CONSIGNE À SUIVRE.
Extrayez mot pour mot de l'article sur la grève chez Aubade le passage qui commence par les mots contenant « 1576827/03/1995SAINT-SAVIN » et s'achève sur « est donc lourd. ».

1576827/03/1995SAINT-SAVIN
La grève à « Aubade », toujours en cours, marquera le Saint-Savinois. Car les mouvements sociaux y sont rares et ce sont des femmes qui revendiquent…
Une grève menée, qui plus est, par des femmes : on n’avait jamais vu ça à Saint-Savin. Principal employeur du canton avec près de trois cents salariées, les Ets Bernard (anciennement Prégermain), spécialisés dans la confection de sous-vêtements féminins de qualité (« Aubade »), font travailler aussi des femmes qui habitent les cantons de Chauvigny, Saint-Julien-l’Ars et Montmorillon. Et ils disposent d’un autre atelier à La Trimouille où plus de quatre-vingts personnes sont employées. Le poids social de cette entreprise est donc lourd.
La réputation de docilité de ces ouvrières, issues de familles rurales, l’ambiance de « crise » et la menace du chômage ont favorisé, depuis trente-deux ans que l’entreprise existe, un climat social sans réels accrocs. Depuis le mardi 21 mars, à 16 heures, la chape de la « soumission » semble avoir été levée, si l’on en croit le personnel gréviste, c’est-à-dire plus des trois quarts des employées : « On entend dire, depuis des mois, que la crise est terminée et qu’il faut relever les bas salaires. Tous les candidats à la présidence de la République, quel que soit leur bord, le serinent. Depuis plus d’un an, on doit faire des “heures sup” et revenir travailler le samedi tant les commandes sont abondantes, cela dans des conditions de fabrication dures. Alors, demander à des salariées qui gagnent 4.800 F nets par mois après, parfois, plus de vingt ans d’ancienneté dans l’entreprise, de se contenter de 2 % d’augmentation dans l’année, ce qui signifie une nouvelle baisse de pouvoir d’achat, c’est intolérable ! ».

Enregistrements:
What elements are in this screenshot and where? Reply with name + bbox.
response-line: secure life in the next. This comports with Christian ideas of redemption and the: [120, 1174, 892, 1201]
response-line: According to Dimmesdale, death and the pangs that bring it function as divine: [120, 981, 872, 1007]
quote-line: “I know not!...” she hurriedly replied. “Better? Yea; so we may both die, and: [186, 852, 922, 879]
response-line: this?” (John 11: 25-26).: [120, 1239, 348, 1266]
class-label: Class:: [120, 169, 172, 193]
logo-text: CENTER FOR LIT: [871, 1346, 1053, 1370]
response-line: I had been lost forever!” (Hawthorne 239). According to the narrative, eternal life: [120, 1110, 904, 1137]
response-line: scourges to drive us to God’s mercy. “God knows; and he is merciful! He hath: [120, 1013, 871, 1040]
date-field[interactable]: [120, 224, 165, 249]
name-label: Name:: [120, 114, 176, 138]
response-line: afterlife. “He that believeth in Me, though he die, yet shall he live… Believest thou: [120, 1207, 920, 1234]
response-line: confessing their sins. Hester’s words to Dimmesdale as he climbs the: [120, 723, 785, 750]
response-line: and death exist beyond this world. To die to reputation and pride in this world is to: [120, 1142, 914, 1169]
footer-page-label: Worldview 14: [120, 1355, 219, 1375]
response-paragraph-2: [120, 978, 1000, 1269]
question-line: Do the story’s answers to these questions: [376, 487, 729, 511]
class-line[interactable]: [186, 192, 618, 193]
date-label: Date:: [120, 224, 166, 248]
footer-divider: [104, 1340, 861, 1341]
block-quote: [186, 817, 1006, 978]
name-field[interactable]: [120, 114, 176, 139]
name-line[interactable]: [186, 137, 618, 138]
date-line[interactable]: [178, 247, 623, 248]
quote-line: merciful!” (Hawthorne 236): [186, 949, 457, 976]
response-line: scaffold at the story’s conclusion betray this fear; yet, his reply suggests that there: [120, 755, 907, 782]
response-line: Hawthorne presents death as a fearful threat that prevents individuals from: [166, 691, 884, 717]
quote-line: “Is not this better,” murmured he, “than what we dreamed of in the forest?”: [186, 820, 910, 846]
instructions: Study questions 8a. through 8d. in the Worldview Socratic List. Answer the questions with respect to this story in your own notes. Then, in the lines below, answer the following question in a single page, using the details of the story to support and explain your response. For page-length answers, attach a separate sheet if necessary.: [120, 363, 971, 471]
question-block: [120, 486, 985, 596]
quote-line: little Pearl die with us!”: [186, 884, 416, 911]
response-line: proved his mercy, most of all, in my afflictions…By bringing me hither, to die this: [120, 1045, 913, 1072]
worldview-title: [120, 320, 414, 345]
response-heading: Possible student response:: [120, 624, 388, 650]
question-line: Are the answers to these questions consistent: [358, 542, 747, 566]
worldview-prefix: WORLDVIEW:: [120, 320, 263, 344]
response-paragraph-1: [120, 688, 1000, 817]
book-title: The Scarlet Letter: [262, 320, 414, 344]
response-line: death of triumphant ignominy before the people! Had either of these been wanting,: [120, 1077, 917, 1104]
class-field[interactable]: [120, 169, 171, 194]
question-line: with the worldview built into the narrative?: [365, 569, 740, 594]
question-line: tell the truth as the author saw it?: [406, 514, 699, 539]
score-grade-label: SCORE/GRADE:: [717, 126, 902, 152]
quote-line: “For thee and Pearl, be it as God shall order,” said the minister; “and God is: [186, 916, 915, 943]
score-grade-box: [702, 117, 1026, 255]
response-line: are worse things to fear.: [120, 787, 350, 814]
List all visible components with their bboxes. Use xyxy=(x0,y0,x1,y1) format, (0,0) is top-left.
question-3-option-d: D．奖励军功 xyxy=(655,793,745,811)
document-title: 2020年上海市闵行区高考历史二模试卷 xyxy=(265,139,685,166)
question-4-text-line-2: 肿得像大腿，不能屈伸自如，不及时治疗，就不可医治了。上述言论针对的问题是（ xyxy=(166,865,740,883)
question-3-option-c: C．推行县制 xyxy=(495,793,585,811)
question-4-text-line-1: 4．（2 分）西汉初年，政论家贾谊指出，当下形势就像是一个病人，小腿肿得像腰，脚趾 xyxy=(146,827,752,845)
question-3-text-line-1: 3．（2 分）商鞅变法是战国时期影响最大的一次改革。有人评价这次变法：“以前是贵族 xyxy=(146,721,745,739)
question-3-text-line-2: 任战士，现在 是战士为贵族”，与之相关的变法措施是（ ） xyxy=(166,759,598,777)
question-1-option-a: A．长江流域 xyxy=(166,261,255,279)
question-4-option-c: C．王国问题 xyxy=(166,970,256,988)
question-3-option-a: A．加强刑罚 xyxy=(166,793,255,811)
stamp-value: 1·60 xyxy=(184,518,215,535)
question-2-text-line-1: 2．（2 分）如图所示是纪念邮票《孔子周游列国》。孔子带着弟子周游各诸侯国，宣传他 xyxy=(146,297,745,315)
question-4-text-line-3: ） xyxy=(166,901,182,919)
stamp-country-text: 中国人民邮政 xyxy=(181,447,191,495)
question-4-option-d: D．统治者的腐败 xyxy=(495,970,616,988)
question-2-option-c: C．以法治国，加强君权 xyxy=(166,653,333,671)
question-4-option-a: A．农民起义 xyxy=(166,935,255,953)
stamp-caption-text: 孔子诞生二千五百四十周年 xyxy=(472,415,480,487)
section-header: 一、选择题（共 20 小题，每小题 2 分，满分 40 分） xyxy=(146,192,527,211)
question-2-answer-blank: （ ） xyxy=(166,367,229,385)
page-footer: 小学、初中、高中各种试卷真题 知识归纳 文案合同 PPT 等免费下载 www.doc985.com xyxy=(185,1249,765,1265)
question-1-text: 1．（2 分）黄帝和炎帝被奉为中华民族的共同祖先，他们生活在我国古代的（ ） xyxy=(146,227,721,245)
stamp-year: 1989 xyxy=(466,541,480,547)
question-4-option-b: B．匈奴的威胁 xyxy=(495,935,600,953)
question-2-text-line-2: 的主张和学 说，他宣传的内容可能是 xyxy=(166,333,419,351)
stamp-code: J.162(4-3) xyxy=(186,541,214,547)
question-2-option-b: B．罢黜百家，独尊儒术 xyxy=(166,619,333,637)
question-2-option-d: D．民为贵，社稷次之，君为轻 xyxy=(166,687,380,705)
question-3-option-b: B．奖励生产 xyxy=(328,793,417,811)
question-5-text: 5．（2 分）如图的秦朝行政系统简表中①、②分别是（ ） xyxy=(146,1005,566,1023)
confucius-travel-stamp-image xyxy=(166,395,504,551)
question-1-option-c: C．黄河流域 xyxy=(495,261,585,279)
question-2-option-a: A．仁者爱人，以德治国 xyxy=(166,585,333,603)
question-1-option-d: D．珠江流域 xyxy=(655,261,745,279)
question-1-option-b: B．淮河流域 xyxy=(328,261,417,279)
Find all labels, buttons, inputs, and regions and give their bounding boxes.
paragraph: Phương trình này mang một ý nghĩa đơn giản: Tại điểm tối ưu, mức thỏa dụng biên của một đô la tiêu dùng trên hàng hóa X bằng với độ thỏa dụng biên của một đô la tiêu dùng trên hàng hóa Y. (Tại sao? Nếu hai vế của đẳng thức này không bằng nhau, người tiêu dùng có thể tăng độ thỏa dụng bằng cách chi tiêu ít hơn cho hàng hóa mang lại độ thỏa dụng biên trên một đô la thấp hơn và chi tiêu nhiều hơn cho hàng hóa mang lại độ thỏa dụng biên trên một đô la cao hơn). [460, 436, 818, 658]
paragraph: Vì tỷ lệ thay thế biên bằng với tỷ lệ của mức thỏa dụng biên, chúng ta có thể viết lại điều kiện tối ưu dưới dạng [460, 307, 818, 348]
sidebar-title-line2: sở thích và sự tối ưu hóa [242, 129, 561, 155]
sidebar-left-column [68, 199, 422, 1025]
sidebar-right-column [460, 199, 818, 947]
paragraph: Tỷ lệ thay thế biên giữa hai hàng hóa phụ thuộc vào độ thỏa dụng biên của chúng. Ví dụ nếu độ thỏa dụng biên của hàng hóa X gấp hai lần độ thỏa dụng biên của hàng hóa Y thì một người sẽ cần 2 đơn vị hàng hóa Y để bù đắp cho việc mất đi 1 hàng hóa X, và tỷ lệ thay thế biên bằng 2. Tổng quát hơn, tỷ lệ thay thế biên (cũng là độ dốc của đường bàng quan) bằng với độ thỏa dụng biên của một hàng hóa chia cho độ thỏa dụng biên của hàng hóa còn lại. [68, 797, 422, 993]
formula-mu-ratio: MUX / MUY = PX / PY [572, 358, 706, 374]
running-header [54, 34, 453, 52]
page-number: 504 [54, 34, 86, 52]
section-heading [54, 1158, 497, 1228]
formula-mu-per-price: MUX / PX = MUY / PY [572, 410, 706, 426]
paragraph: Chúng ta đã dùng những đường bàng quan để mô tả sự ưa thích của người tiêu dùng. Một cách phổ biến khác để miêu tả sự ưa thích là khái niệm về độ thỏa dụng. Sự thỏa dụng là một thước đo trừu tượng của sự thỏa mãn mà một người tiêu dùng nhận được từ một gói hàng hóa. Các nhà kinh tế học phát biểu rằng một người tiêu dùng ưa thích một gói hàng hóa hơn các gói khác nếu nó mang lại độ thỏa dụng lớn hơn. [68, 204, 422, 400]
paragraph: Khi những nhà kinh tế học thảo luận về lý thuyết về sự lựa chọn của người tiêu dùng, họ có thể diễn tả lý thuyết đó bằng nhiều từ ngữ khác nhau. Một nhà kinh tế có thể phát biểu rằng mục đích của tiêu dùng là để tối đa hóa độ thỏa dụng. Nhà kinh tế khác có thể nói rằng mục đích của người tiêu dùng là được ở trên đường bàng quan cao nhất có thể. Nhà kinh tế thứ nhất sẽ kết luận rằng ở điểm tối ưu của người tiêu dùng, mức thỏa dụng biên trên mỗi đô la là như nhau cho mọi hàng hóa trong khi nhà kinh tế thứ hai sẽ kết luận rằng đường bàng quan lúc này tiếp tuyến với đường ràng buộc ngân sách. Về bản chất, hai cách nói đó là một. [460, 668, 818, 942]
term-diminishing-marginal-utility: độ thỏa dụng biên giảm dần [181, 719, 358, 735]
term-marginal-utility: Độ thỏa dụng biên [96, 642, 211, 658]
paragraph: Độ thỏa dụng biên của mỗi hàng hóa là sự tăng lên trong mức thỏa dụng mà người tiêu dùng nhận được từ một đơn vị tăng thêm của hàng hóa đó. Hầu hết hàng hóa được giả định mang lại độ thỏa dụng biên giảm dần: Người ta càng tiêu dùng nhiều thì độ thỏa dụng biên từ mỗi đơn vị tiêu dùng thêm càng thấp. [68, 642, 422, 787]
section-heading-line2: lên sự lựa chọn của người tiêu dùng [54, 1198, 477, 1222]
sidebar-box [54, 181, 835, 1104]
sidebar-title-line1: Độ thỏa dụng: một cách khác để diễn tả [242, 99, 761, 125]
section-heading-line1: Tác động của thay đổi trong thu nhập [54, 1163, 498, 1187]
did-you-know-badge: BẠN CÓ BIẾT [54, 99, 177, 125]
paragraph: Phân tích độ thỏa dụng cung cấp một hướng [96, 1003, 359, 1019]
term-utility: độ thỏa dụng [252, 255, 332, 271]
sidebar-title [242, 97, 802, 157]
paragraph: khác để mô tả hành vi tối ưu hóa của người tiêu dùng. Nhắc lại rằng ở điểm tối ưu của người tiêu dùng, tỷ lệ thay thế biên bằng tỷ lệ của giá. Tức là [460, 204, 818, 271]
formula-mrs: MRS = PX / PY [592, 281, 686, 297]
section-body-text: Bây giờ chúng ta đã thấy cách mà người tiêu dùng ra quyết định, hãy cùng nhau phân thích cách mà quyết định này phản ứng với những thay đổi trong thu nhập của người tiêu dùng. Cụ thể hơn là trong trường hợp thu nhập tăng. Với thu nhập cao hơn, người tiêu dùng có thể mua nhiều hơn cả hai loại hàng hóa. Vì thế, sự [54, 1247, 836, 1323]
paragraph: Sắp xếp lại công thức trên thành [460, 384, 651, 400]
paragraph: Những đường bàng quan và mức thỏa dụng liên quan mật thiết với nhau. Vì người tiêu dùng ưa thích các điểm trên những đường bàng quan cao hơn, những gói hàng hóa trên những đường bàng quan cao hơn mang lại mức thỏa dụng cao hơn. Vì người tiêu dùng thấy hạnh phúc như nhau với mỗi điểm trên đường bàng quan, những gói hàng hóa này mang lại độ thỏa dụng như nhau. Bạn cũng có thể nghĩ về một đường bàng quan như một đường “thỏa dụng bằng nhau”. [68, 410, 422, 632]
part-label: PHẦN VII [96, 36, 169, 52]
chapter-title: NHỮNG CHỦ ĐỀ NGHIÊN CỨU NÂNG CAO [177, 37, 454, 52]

RÉPONSE INTÉGRALE.
1576827/03/1995SAINT-SAVIN
La grève à « Aubade », toujours en cours, marquera le Saint-Savinois. Car les mouvements sociaux y sont rares et ce sont des femmes qui revendiquent…
Une grève menée, qui plus est, par des femmes : on n’avait jamais vu ça à Saint-Savin. Principal employeur du canton avec près de trois cents salariées, les Ets Bernard (anciennement Prégermain), spécialisés dans la confection de sous-vêtements féminins de qualité (« Aubade »), font travailler aussi des femmes qui habitent les cantons de Chauvigny, Saint-Julien-l’Ars et Montmorillon. Et ils disposent d’un autre atelier à La Trimouille où plus de quatre-vingts personnes sont employées. Le poids social de cette entreprise est donc lourd.